* [Request]: Only the pictures are omitted; repeat all other data exactly.

* [Records for the exercise]:
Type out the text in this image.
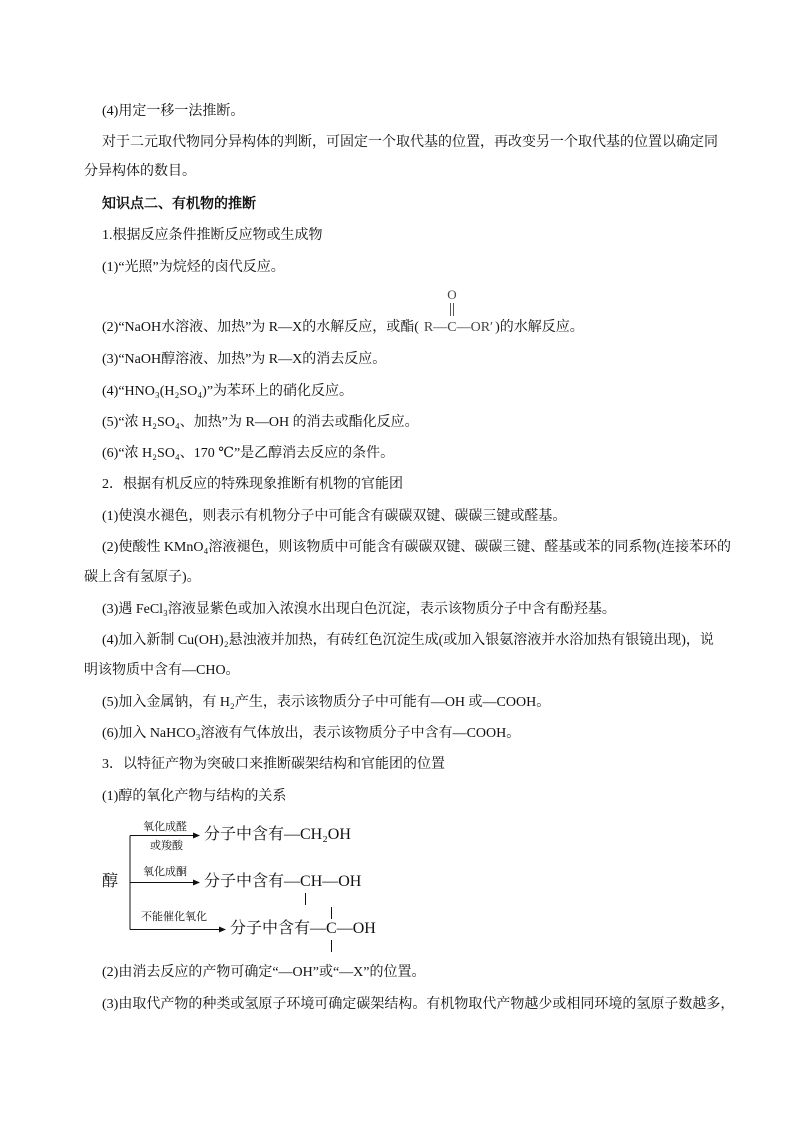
(4)用定一移一法推断。
对于二元取代物同分异构体的判断，可固定一个取代基的位置，再改变另一个取代基的位置以确定同
分异构体的数目。
知识点二、有机物的推断
1.根据反应条件推断反应物或生成物
(1)“光照”为烷烃的卤代反应。
(2)“NaOH水溶液、加热”为 R—X的水解反应，或酯( R—
O
C—OR′ )的水解反应。
(3)“NaOH醇溶液、加热”为 R—X的消去反应。
(4)“HNO₃(H₂SO₄)”为苯环上的硝化反应。
(5)“浓 H₂SO₄、加热”为 R—OH 的消去或酯化反应。
(6)“浓 H₂SO₄、170 ℃”是乙醇消去反应的条件。
2．根据有机反应的特殊现象推断有机物的官能团
(1)使溴水褪色，则表示有机物分子中可能含有碳碳双键、碳碳三键或醛基。
(2)使酸性 KMnO₄溶液褪色，则该物质中可能含有碳碳双键、碳碳三键、醛基或苯的同系物(连接苯环的
碳上含有氢原子)。
(3)遇 FeCl₃溶液显紫色或加入浓溴水出现白色沉淀，表示该物质分子中含有酚羟基。
(4)加入新制 Cu(OH)₂悬浊液并加热，有砖红色沉淀生成(或加入银氨溶液并水浴加热有银镜出现)，说
明该物质中含有—CHO。
(5)加入金属钠，有 H₂产生，表示该物质分子中可能有—OH 或—COOH。
(6)加入 NaHCO₃溶液有气体放出，表示该物质分子中含有—COOH。
3．以特征产物为突破口来推断碳架结构和官能团的位置
(1)醇的氧化产物与结构的关系
醇
氧化成醛
或羧酸
分子中含有—CH₂OH
氧化成酮
分子中含有—
CH—OH
不能催化氧化
分子中含有—
C—OH
(2)由消去反应的产物可确定“—OH”或“—X”的位置。
(3)由取代产物的种类或氢原子环境可确定碳架结构。有机物取代产物越少或相同环境的氢原子数越多，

* [The completed task]:
Type out the text in this image.
(4)用定一移一法推断。
对于二元取代物同分异构体的判断，可固定一个取代基的位置，再改变另一个取代基的位置以确定同
分异构体的数目。
知识点二、有机物的推断
1.根据反应条件推断反应物或生成物
(1)“光照”为烷烃的卤代反应。
(2)“NaOH水溶液、加热”为 R—X的水解反应，或酯( R—
O
C—OR′ )的水解反应。
(3)“NaOH醇溶液、加热”为 R—X的消去反应。
(4)“HNO₃(H₂SO₄)”为苯环上的硝化反应。
(5)“浓 H₂SO₄、加热”为 R—OH 的消去或酯化反应。
(6)“浓 H₂SO₄、170 ℃”是乙醇消去反应的条件。
2．根据有机反应的特殊现象推断有机物的官能团
(1)使溴水褪色，则表示有机物分子中可能含有碳碳双键、碳碳三键或醛基。
(2)使酸性 KMnO₄溶液褪色，则该物质中可能含有碳碳双键、碳碳三键、醛基或苯的同系物(连接苯环的
碳上含有氢原子)。
(3)遇 FeCl₃溶液显紫色或加入浓溴水出现白色沉淀，表示该物质分子中含有酚羟基。
(4)加入新制 Cu(OH)₂悬浊液并加热，有砖红色沉淀生成(或加入银氨溶液并水浴加热有银镜出现)，说
明该物质中含有—CHO。
(5)加入金属钠，有 H₂产生，表示该物质分子中可能有—OH 或—COOH。
(6)加入 NaHCO₃溶液有气体放出，表示该物质分子中含有—COOH。
3．以特征产物为突破口来推断碳架结构和官能团的位置
(1)醇的氧化产物与结构的关系
醇
氧化成醛
或羧酸
分子中含有—CH₂OH
氧化成酮
分子中含有—
CH—OH
不能催化氧化
分子中含有—
C—OH
(2)由消去反应的产物可确定“—OH”或“—X”的位置。
(3)由取代产物的种类或氢原子环境可确定碳架结构。有机物取代产物越少或相同环境的氢原子数越多，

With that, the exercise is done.